Pull out every line with the word "луком" from the entries below.

Raw records:

------------------------------------

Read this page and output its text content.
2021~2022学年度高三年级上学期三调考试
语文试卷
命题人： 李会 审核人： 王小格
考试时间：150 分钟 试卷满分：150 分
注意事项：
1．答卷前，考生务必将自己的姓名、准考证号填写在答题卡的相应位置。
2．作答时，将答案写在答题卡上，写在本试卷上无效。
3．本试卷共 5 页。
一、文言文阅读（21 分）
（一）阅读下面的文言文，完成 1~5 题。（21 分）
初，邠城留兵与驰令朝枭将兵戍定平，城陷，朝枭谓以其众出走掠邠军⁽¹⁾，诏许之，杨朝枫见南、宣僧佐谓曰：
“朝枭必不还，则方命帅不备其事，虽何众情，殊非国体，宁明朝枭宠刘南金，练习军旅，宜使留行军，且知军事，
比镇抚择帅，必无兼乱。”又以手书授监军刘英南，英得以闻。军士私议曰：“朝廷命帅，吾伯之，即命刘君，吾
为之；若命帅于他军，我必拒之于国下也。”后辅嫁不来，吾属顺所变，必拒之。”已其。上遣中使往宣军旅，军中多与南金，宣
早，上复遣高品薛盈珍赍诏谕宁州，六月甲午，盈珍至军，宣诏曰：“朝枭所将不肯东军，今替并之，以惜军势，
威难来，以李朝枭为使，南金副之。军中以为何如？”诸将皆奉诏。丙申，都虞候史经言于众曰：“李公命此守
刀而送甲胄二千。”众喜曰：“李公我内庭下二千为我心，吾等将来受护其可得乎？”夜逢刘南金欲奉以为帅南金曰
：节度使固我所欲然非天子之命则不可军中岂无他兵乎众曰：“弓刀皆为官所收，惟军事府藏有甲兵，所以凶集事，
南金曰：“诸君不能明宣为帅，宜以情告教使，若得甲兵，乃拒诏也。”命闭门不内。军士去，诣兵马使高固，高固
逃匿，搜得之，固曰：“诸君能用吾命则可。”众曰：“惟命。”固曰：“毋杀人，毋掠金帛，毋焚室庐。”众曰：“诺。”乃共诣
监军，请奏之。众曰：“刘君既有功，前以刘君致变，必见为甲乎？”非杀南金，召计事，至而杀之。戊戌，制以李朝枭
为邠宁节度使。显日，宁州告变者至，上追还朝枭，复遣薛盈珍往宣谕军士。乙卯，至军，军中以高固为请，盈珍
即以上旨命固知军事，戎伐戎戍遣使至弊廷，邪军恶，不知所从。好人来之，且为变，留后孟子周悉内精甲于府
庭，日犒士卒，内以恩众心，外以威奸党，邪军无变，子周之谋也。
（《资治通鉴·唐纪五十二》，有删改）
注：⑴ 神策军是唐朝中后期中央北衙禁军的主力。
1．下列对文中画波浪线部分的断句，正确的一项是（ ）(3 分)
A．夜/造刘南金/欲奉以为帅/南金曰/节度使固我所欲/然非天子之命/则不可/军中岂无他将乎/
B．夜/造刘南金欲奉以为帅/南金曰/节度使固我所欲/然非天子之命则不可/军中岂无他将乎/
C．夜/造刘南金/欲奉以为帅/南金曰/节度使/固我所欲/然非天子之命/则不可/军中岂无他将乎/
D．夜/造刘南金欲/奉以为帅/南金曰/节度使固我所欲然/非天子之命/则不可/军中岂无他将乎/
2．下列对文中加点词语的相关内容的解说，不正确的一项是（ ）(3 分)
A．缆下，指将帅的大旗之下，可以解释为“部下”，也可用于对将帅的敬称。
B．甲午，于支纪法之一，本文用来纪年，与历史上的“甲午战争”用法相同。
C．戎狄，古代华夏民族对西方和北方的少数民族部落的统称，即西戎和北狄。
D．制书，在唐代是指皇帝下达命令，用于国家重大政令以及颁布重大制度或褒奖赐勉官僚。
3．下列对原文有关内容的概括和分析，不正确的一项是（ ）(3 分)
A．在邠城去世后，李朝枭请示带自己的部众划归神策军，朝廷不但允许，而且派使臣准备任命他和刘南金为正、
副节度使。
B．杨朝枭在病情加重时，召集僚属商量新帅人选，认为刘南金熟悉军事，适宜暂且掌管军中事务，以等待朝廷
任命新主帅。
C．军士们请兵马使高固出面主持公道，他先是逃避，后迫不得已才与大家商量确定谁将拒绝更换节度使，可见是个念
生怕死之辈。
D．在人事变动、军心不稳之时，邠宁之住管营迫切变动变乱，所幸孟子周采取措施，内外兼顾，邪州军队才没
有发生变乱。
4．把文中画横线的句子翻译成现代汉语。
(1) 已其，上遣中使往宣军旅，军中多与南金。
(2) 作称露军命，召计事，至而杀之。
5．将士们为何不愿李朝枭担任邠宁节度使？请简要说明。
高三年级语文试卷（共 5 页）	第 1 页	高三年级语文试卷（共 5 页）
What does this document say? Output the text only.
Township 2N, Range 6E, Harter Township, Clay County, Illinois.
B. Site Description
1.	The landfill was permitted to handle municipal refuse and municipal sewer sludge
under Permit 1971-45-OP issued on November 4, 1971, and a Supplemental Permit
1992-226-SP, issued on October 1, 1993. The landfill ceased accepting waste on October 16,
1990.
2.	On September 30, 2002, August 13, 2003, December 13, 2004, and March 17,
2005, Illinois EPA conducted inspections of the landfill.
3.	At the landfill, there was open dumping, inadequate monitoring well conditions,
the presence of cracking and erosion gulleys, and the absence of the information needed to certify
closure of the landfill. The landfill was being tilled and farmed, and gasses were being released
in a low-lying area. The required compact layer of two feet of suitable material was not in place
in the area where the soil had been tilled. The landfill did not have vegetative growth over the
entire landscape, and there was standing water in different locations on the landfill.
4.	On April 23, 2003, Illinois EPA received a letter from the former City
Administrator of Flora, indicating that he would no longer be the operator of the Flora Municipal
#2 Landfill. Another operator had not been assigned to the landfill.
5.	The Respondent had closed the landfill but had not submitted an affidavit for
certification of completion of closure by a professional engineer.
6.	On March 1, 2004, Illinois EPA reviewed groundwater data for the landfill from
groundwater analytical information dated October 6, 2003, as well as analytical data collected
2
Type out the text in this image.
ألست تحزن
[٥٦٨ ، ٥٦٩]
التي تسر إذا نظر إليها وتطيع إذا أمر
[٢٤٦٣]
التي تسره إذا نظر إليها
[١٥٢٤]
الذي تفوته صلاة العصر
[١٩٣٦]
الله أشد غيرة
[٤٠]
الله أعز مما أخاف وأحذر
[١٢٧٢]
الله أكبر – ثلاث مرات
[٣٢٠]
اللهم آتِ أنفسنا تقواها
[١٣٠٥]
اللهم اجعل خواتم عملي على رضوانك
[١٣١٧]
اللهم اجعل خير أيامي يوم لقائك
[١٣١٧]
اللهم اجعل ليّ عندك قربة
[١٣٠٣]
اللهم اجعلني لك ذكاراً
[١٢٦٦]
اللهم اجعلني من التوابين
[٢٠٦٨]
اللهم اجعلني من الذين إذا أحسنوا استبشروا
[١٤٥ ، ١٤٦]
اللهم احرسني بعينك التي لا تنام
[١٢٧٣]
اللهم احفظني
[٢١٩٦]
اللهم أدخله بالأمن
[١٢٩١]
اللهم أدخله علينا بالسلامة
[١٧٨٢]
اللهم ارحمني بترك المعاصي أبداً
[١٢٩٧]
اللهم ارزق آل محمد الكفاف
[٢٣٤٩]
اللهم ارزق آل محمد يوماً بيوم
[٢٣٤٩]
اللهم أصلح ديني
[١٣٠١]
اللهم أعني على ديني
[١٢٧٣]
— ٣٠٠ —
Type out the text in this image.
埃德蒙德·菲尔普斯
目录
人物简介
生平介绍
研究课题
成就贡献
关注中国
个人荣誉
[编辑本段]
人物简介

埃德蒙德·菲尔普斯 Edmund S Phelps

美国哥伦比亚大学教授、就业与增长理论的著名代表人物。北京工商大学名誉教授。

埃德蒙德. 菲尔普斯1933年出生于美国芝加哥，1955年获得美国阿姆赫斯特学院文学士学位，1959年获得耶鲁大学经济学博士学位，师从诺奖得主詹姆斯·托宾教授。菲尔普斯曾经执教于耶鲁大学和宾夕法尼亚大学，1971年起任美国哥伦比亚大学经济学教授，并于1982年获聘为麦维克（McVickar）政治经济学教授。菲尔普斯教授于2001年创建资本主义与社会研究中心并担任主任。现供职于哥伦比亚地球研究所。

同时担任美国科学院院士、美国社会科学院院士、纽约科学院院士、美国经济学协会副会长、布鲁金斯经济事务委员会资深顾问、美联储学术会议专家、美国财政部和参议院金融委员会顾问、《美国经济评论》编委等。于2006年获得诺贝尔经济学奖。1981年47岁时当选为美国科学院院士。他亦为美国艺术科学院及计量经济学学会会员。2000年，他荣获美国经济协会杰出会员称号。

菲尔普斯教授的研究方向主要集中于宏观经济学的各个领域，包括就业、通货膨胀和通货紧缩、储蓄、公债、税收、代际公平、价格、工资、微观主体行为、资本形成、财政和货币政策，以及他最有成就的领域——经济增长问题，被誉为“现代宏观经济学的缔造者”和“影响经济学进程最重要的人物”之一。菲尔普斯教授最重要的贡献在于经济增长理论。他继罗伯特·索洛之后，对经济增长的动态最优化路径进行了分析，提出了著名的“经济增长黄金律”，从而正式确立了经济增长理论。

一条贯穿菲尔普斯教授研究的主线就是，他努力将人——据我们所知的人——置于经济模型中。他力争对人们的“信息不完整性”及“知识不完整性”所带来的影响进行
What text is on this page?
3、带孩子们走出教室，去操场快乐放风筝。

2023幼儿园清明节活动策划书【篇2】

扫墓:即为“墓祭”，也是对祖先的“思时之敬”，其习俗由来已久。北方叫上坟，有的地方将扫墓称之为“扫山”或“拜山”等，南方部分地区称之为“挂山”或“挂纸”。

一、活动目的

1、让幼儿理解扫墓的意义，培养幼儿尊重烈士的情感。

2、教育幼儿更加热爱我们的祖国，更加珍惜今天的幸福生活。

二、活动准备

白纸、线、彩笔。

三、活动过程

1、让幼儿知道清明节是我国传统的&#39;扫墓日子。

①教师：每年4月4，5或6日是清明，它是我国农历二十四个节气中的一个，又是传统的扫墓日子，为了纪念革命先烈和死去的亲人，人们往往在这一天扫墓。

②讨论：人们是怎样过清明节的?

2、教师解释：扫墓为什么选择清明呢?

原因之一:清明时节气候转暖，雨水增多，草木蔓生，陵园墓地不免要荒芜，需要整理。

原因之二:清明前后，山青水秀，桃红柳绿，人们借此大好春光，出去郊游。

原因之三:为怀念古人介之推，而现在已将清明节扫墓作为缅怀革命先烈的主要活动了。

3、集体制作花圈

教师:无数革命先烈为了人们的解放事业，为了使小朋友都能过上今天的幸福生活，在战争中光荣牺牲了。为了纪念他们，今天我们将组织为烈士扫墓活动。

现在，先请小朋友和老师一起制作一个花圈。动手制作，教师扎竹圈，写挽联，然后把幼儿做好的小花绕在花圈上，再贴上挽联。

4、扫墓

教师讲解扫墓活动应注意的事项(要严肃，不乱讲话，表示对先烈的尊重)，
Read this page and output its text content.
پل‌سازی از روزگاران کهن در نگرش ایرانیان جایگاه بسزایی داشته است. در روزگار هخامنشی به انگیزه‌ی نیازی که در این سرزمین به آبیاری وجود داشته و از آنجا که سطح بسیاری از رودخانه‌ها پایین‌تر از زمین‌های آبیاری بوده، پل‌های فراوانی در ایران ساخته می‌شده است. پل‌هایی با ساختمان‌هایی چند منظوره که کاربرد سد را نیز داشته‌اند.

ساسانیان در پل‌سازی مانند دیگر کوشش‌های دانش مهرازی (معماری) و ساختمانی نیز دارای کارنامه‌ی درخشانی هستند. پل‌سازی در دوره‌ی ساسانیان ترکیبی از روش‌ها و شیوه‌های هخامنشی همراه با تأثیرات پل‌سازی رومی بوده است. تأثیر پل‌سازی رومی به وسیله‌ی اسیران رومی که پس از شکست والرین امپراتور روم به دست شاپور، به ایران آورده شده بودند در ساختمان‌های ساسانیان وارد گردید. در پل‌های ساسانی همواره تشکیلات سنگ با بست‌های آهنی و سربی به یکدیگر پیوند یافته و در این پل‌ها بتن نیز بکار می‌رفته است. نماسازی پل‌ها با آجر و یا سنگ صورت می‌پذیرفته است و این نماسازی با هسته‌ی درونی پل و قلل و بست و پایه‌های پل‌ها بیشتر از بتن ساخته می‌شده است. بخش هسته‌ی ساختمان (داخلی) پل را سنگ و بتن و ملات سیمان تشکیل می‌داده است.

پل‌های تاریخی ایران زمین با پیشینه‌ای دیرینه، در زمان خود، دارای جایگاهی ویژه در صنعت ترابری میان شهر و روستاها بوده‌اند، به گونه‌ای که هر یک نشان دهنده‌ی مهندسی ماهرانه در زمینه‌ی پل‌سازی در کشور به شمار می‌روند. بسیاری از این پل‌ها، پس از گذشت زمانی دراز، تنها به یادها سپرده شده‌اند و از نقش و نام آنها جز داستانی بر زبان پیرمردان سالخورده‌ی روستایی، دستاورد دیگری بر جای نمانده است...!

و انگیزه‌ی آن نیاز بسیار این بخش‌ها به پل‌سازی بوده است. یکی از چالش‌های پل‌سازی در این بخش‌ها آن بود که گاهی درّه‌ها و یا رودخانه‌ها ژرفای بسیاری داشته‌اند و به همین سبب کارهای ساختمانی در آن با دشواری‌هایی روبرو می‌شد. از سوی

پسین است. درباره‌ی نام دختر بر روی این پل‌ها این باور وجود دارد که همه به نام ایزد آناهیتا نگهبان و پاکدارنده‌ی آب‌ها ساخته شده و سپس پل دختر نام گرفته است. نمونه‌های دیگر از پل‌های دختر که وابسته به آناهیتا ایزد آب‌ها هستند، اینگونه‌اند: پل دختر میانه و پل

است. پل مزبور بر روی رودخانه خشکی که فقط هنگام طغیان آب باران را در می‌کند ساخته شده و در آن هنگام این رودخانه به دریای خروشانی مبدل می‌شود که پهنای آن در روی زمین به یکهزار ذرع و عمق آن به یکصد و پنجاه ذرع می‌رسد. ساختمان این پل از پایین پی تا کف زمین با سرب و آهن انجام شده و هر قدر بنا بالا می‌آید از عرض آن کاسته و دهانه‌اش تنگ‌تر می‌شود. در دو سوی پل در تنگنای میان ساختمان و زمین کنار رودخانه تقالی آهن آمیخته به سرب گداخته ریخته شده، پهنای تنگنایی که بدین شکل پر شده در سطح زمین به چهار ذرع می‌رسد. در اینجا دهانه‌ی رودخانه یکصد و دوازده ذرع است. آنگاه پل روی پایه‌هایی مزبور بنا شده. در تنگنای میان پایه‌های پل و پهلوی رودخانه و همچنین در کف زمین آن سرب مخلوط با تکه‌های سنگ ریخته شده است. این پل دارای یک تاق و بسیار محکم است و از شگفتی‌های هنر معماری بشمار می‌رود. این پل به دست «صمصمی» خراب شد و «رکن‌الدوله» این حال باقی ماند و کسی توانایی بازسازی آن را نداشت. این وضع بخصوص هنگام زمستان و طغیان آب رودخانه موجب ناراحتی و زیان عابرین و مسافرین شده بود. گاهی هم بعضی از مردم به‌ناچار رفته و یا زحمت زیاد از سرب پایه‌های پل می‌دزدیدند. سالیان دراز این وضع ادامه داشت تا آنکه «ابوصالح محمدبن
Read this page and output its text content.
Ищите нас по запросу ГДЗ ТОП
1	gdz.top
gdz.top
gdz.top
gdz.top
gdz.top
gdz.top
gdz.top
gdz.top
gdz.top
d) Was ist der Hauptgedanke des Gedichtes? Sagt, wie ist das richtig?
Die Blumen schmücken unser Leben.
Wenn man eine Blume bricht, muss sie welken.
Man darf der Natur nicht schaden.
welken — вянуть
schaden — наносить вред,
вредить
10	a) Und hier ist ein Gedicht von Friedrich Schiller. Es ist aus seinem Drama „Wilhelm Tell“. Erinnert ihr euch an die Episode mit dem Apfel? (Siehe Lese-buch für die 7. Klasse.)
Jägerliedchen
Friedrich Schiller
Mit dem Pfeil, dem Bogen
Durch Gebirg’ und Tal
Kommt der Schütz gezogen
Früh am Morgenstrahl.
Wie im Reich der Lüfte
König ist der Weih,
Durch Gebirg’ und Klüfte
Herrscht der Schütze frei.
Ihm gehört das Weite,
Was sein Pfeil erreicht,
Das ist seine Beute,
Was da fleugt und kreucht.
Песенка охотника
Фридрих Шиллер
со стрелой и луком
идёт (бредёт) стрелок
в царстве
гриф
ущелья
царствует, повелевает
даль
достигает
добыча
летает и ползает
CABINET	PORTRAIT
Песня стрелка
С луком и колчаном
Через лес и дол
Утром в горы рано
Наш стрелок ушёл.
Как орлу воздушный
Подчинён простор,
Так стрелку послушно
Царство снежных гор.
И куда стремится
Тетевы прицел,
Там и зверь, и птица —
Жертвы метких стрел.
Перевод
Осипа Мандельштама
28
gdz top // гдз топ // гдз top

------------------------------------

- [Exercise answer]:
со стрелой и луком
С луком и колчаном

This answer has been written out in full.